Stored data:

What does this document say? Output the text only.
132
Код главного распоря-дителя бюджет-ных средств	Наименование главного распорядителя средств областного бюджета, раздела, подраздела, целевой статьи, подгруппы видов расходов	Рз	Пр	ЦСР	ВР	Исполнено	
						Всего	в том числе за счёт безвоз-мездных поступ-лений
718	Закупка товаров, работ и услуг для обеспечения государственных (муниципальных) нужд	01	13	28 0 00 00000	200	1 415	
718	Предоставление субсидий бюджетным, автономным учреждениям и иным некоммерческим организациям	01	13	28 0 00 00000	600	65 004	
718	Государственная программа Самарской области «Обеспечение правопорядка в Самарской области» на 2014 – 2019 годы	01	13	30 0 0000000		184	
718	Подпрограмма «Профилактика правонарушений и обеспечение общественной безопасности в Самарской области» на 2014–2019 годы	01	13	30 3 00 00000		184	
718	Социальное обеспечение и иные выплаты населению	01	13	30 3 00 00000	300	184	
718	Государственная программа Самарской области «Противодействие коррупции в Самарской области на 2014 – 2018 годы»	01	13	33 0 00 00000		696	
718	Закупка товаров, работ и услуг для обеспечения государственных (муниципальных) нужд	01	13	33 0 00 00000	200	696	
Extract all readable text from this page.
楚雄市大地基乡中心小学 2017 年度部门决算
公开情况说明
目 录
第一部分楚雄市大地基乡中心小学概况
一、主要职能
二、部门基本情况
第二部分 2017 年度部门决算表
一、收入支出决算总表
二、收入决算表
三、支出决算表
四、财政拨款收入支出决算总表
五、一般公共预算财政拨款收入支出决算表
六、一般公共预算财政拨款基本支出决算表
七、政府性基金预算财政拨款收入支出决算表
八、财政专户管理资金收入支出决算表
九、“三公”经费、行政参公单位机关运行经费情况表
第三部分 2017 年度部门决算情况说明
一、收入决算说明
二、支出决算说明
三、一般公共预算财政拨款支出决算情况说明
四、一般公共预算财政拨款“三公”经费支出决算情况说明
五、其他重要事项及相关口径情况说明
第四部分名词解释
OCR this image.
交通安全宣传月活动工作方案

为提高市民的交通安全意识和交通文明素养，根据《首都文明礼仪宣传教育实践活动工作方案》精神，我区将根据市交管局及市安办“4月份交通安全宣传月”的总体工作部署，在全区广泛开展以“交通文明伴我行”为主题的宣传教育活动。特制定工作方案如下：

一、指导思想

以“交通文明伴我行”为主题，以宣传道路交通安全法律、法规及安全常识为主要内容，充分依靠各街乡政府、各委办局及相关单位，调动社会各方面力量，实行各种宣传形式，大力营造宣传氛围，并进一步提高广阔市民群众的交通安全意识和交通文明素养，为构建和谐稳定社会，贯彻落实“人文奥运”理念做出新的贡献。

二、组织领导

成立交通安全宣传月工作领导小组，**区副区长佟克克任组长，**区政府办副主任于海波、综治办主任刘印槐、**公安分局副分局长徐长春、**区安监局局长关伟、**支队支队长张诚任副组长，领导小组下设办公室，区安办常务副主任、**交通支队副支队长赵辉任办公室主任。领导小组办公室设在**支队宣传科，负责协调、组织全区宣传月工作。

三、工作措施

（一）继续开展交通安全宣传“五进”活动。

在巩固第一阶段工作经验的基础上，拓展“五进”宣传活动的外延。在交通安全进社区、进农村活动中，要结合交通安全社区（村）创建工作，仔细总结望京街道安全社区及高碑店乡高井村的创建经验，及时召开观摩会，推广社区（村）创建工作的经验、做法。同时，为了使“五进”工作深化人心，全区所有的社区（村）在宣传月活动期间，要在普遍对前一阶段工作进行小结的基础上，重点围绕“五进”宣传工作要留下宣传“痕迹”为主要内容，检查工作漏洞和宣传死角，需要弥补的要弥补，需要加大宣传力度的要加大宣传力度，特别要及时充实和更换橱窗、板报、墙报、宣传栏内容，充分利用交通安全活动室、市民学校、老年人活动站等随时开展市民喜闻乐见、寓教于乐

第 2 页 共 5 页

> _Work to be completed_
Extract the complete set of records unchanged.

> _Task solution_
What does this document say? Output the text only.
132
Код главного распоря-дителя бюджет-ных средств	Наименование главного распорядителя средств областного бюджета, раздела, подраздела, целевой статьи, подгруппы видов расходов	Рз	Пр	ЦСР	ВР	Исполнено	
						Всего	в том числе за счёт безвоз-мездных поступ-лений
718	Закупка товаров, работ и услуг для обеспечения государственных (муниципальных) нужд	01	13	28 0 00 00000	200	1 415	
718	Предоставление субсидий бюджетным, автономным учреждениям и иным некоммерческим организациям	01	13	28 0 00 00000	600	65 004	
718	Государственная программа Самарской области «Обеспечение правопорядка в Самарской области» на 2014 – 2019 годы	01	13	30 0 0000000		184	
718	Подпрограмма «Профилактика правонарушений и обеспечение общественной безопасности в Самарской области» на 2014–2019 годы	01	13	30 3 00 00000		184	
718	Социальное обеспечение и иные выплаты населению	01	13	30 3 00 00000	300	184	
718	Государственная программа Самарской области «Противодействие коррупции в Самарской области на 2014 – 2018 годы»	01	13	33 0 00 00000		696	
718	Закупка товаров, работ и услуг для обеспечения государственных (муниципальных) нужд	01	13	33 0 00 00000	200	696	
Extract all readable text from this page.
楚雄市大地基乡中心小学 2017 年度部门决算
公开情况说明
目 录
第一部分楚雄市大地基乡中心小学概况
一、主要职能
二、部门基本情况
第二部分 2017 年度部门决算表
一、收入支出决算总表
二、收入决算表
三、支出决算表
四、财政拨款收入支出决算总表
五、一般公共预算财政拨款收入支出决算表
六、一般公共预算财政拨款基本支出决算表
七、政府性基金预算财政拨款收入支出决算表
八、财政专户管理资金收入支出决算表
九、“三公”经费、行政参公单位机关运行经费情况表
第三部分 2017 年度部门决算情况说明
一、收入决算说明
二、支出决算说明
三、一般公共预算财政拨款支出决算情况说明
四、一般公共预算财政拨款“三公”经费支出决算情况说明
五、其他重要事项及相关口径情况说明
第四部分名词解释
OCR this image.
交通安全宣传月活动工作方案

为提高市民的交通安全意识和交通文明素养，根据《首都文明礼仪宣传教育实践活动工作方案》精神，我区将根据市交管局及市安办“4月份交通安全宣传月”的总体工作部署，在全区广泛开展以“交通文明伴我行”为主题的宣传教育活动。特制定工作方案如下：

一、指导思想

以“交通文明伴我行”为主题，以宣传道路交通安全法律、法规及安全常识为主要内容，充分依靠各街乡政府、各委办局及相关单位，调动社会各方面力量，实行各种宣传形式，大力营造宣传氛围，并进一步提高广阔市民群众的交通安全意识和交通文明素养，为构建和谐稳定社会，贯彻落实“人文奥运”理念做出新的贡献。

二、组织领导

成立交通安全宣传月工作领导小组，**区副区长佟克克任组长，**区政府办副主任于海波、综治办主任刘印槐、**公安分局副分局长徐长春、**区安监局局长关伟、**支队支队长张诚任副组长，领导小组下设办公室，区安办常务副主任、**交通支队副支队长赵辉任办公室主任。领导小组办公室设在**支队宣传科，负责协调、组织全区宣传月工作。

三、工作措施

（一）继续开展交通安全宣传“五进”活动。

在巩固第一阶段工作经验的基础上，拓展“五进”宣传活动的外延。在交通安全进社区、进农村活动中，要结合交通安全社区（村）创建工作，仔细总结望京街道安全社区及高碑店乡高井村的创建经验，及时召开观摩会，推广社区（村）创建工作的经验、做法。同时，为了使“五进”工作深化人心，全区所有的社区（村）在宣传月活动期间，要在普遍对前一阶段工作进行小结的基础上，重点围绕“五进”宣传工作要留下宣传“痕迹”为主要内容，检查工作漏洞和宣传死角，需要弥补的要弥补，需要加大宣传力度的要加大宣传力度，特别要及时充实和更换橱窗、板报、墙报、宣传栏内容，充分利用交通安全活动室、市民学校、老年人活动站等随时开展市民喜闻乐见、寓教于乐

第 2 页 共 5 页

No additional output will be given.